What you have to do. In your copy, leave out the pictures; write out all the data exactly.

>> Start Entries supplied

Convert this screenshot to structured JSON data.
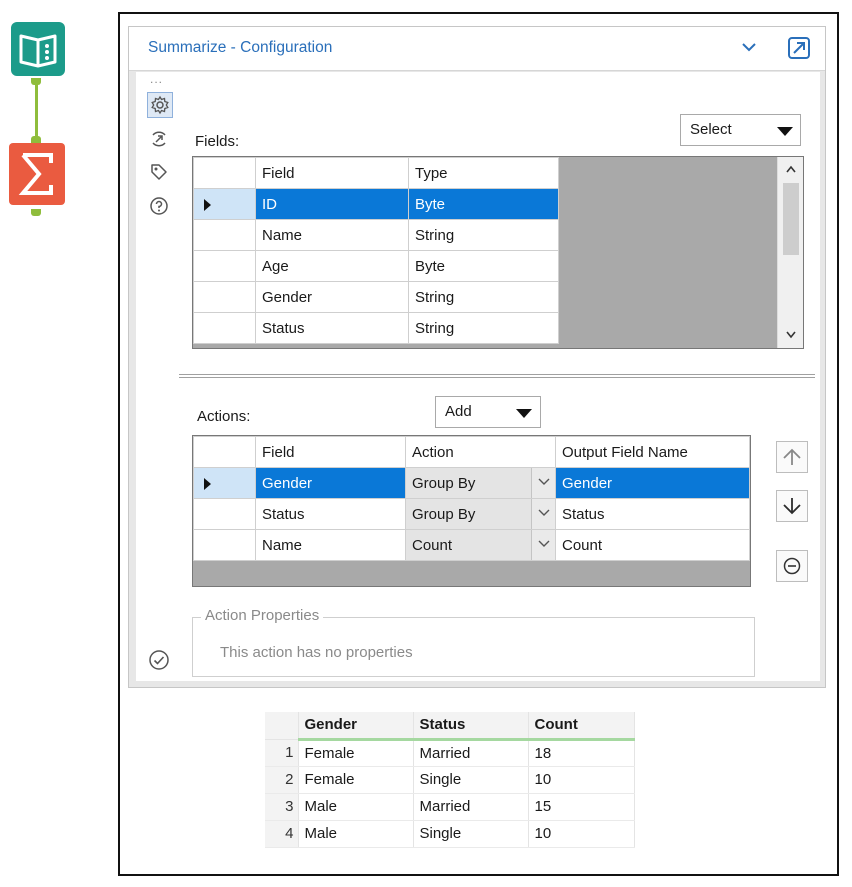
{
  "config": {
    "title": "Summarize - Configuration",
    "dots": "...",
    "fields_label": "Fields:",
    "select_label": "Select",
    "actions_label": "Actions:",
    "add_label": "Add",
    "fields_grid": {
      "headers": [
        "Field",
        "Type"
      ],
      "rows": [
        {
          "field": "ID",
          "type": "Byte",
          "selected": true
        },
        {
          "field": "Name",
          "type": "String"
        },
        {
          "field": "Age",
          "type": "Byte"
        },
        {
          "field": "Gender",
          "type": "String"
        },
        {
          "field": "Status",
          "type": "String"
        }
      ]
    },
    "actions_grid": {
      "headers": [
        "Field",
        "Action",
        "Output Field Name"
      ],
      "rows": [
        {
          "field": "Gender",
          "action": "Group By",
          "output": "Gender",
          "selected": true
        },
        {
          "field": "Status",
          "action": "Group By",
          "output": "Status"
        },
        {
          "field": "Name",
          "action": "Count",
          "output": "Count"
        }
      ]
    },
    "action_properties": {
      "legend": "Action Properties",
      "message": "This action has no properties"
    }
  },
  "results": {
    "headers": [
      "Gender",
      "Status",
      "Count"
    ],
    "rows": [
      {
        "n": "1",
        "gender": "Female",
        "status": "Married",
        "count": "18"
      },
      {
        "n": "2",
        "gender": "Female",
        "status": "Single",
        "count": "10"
      },
      {
        "n": "3",
        "gender": "Male",
        "status": "Married",
        "count": "15"
      },
      {
        "n": "4",
        "gender": "Male",
        "status": "Single",
        "count": "10"
      }
    ]
  },
  "colors": {
    "accent_blue": "#0a78d7",
    "title_blue": "#2a6fba",
    "book_teal": "#1c9b8a",
    "summarize_orange": "#ea5b40",
    "connector_green": "#8fbd3c"
  },
  "icons": [
    "book-input-icon",
    "summarize-sigma-icon",
    "gear-icon",
    "connection-icon",
    "tag-icon",
    "help-icon",
    "chevron-down-icon",
    "popout-icon",
    "arrow-up-icon",
    "arrow-down-icon",
    "remove-icon",
    "check-circle-icon"
  ]
}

>> End Entries supplied

Complete output.
Convert this screenshot to structured JSON data.
{
  "config": {
    "title": "Summarize - Configuration",
    "dots": "...",
    "fields_label": "Fields:",
    "select_label": "Select",
    "actions_label": "Actions:",
    "add_label": "Add",
    "fields_grid": {
      "headers": [
        "Field",
        "Type"
      ],
      "rows": [
        {
          "field": "ID",
          "type": "Byte",
          "selected": true
        },
        {
          "field": "Name",
          "type": "String"
        },
        {
          "field": "Age",
          "type": "Byte"
        },
        {
          "field": "Gender",
          "type": "String"
        },
        {
          "field": "Status",
          "type": "String"
        }
      ]
    },
    "actions_grid": {
      "headers": [
        "Field",
        "Action",
        "Output Field Name"
      ],
      "rows": [
        {
          "field": "Gender",
          "action": "Group By",
          "output": "Gender",
          "selected": true
        },
        {
          "field": "Status",
          "action": "Group By",
          "output": "Status"
        },
        {
          "field": "Name",
          "action": "Count",
          "output": "Count"
        }
      ]
    },
    "action_properties": {
      "legend": "Action Properties",
      "message": "This action has no properties"
    }
  },
  "results": {
    "headers": [
      "Gender",
      "Status",
      "Count"
    ],
    "rows": [
      {
        "n": "1",
        "gender": "Female",
        "status": "Married",
        "count": "18"
      },
      {
        "n": "2",
        "gender": "Female",
        "status": "Single",
        "count": "10"
      },
      {
        "n": "3",
        "gender": "Male",
        "status": "Married",
        "count": "15"
      },
      {
        "n": "4",
        "gender": "Male",
        "status": "Single",
        "count": "10"
      }
    ]
  },
  "colors": {
    "accent_blue": "#0a78d7",
    "title_blue": "#2a6fba",
    "book_teal": "#1c9b8a",
    "summarize_orange": "#ea5b40",
    "connector_green": "#8fbd3c"
  },
  "icons": [
    "book-input-icon",
    "summarize-sigma-icon",
    "gear-icon",
    "connection-icon",
    "tag-icon",
    "help-icon",
    "chevron-down-icon",
    "popout-icon",
    "arrow-up-icon",
    "arrow-down-icon",
    "remove-icon",
    "check-circle-icon"
  ]
}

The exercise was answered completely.